→ **TASK**
Images are not part of the copy; write out the rest of the data exactly as given.

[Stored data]
__________

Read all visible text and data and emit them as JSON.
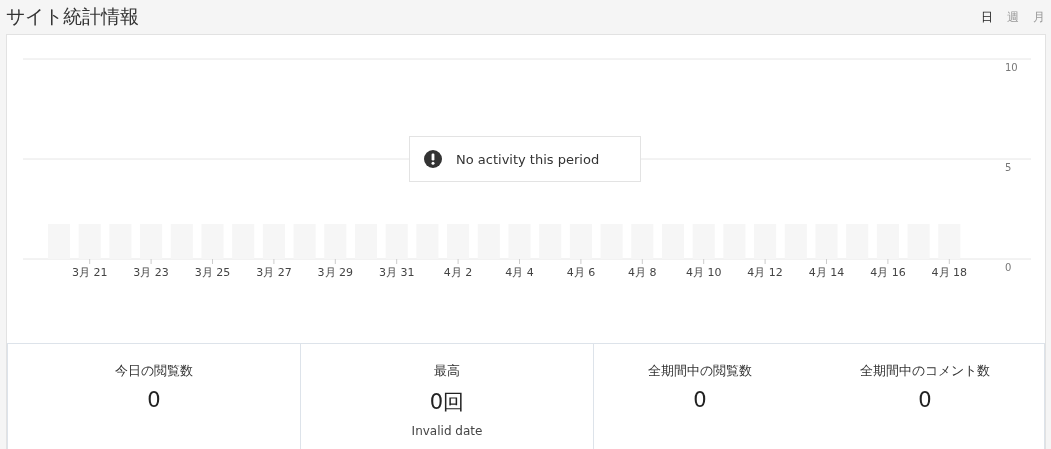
{
  "header": {
    "title": "サイト統計情報",
    "ranges": [
      {
        "label": "日",
        "selected": true
      },
      {
        "label": "週",
        "selected": false
      },
      {
        "label": "月",
        "selected": false
      }
    ]
  },
  "chart": {
    "message": "No activity this period",
    "chart_data": {
      "type": "bar",
      "yticks": [
        0,
        5,
        10
      ],
      "ylim": [
        0,
        10
      ],
      "categories": [
        "3月 21",
        "3月 23",
        "3月 25",
        "3月 27",
        "3月 29",
        "3月 31",
        "4月 2",
        "4月 4",
        "4月 6",
        "4月 8",
        "4月 10",
        "4月 12",
        "4月 14",
        "4月 16",
        "4月 18"
      ],
      "values": [
        0,
        0,
        0,
        0,
        0,
        0,
        0,
        0,
        0,
        0,
        0,
        0,
        0,
        0,
        0
      ]
    }
  },
  "stat_groups": [
    [
      {
        "label": "今日の閲覧数",
        "value": "0"
      }
    ],
    [
      {
        "label": "最高",
        "value": "0回",
        "note": "Invalid date"
      }
    ],
    [
      {
        "label": "全期間中の閲覧数",
        "value": "0"
      },
      {
        "label": "全期間中のコメント数",
        "value": "0"
      }
    ]
  ]
}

__________

→ **RESULT OF THIS TASK**
Read all visible text and data and emit them as JSON.
{
  "header": {
    "title": "サイト統計情報",
    "ranges": [
      {
        "label": "日",
        "selected": true
      },
      {
        "label": "週",
        "selected": false
      },
      {
        "label": "月",
        "selected": false
      }
    ]
  },
  "chart": {
    "message": "No activity this period",
    "chart_data": {
      "type": "bar",
      "yticks": [
        0,
        5,
        10
      ],
      "ylim": [
        0,
        10
      ],
      "categories": [
        "3月 21",
        "3月 23",
        "3月 25",
        "3月 27",
        "3月 29",
        "3月 31",
        "4月 2",
        "4月 4",
        "4月 6",
        "4月 8",
        "4月 10",
        "4月 12",
        "4月 14",
        "4月 16",
        "4月 18"
      ],
      "values": [
        0,
        0,
        0,
        0,
        0,
        0,
        0,
        0,
        0,
        0,
        0,
        0,
        0,
        0,
        0
      ]
    }
  },
  "stat_groups": [
    [
      {
        "label": "今日の閲覧数",
        "value": "0"
      }
    ],
    [
      {
        "label": "最高",
        "value": "0回",
        "note": "Invalid date"
      }
    ],
    [
      {
        "label": "全期間中の閲覧数",
        "value": "0"
      },
      {
        "label": "全期間中のコメント数",
        "value": "0"
      }
    ]
  ]
}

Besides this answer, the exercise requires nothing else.